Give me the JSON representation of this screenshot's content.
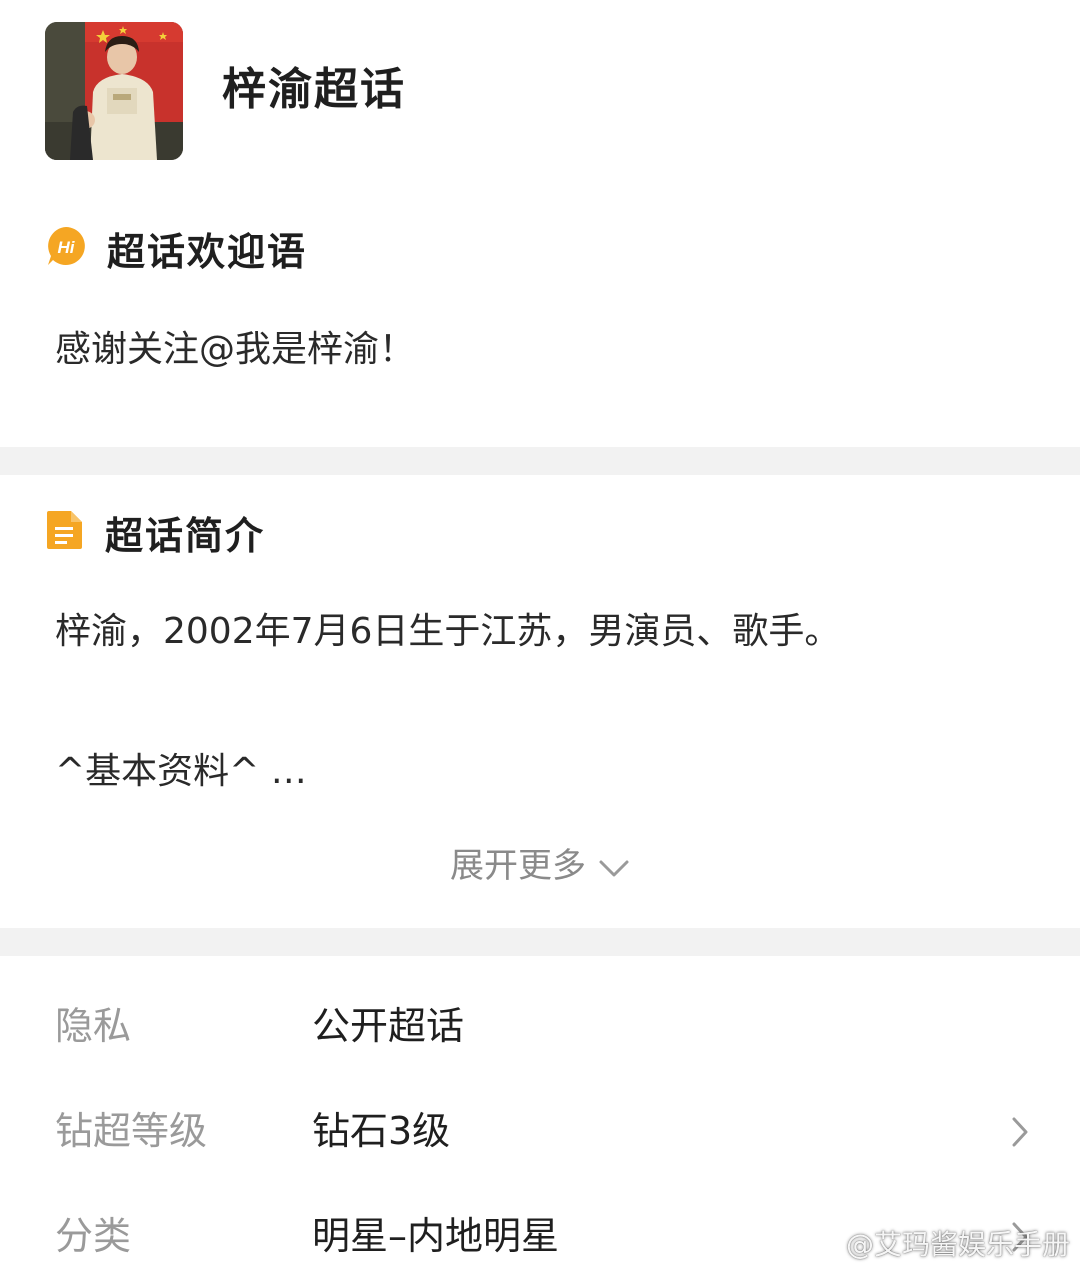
{
  "header": {
    "title": "梓渝超话"
  },
  "welcome": {
    "heading": "超话欢迎语",
    "icon": "hi-icon",
    "icon_text": "Hi",
    "text": "感谢关注@我是梓渝！"
  },
  "intro": {
    "heading": "超话简介",
    "icon": "document-icon",
    "line1": "梓渝，2002年7月6日生于江苏，男演员、歌手。",
    "line2": "^基本资料^ …",
    "expand_label": "展开更多"
  },
  "info": {
    "rows": [
      {
        "key": "隐私",
        "value": "公开超话",
        "has_arrow": false
      },
      {
        "key": "钻超等级",
        "value": "钻石3级",
        "has_arrow": true
      },
      {
        "key": "分类",
        "value": "明星–内地明星",
        "has_arrow": true
      }
    ]
  },
  "watermark": {
    "text": "@艾玛酱娱乐手册"
  },
  "colors": {
    "accent_orange": "#f5a623",
    "divider": "#f2f2f2"
  }
}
------------
Reproduce the data above in full, exactly as it is, with the pictures left out.

▸ **ANSWER TO THIS EXERCISE**:
Give me the JSON representation of this screenshot's content.
{
  "header": {
    "title": "梓渝超话"
  },
  "welcome": {
    "heading": "超话欢迎语",
    "icon": "hi-icon",
    "icon_text": "Hi",
    "text": "感谢关注@我是梓渝！"
  },
  "intro": {
    "heading": "超话简介",
    "icon": "document-icon",
    "line1": "梓渝，2002年7月6日生于江苏，男演员、歌手。",
    "line2": "^基本资料^ …",
    "expand_label": "展开更多"
  },
  "info": {
    "rows": [
      {
        "key": "隐私",
        "value": "公开超话",
        "has_arrow": false
      },
      {
        "key": "钻超等级",
        "value": "钻石3级",
        "has_arrow": true
      },
      {
        "key": "分类",
        "value": "明星–内地明星",
        "has_arrow": true
      }
    ]
  },
  "watermark": {
    "text": "@艾玛酱娱乐手册"
  },
  "colors": {
    "accent_orange": "#f5a623",
    "divider": "#f2f2f2"
  }
}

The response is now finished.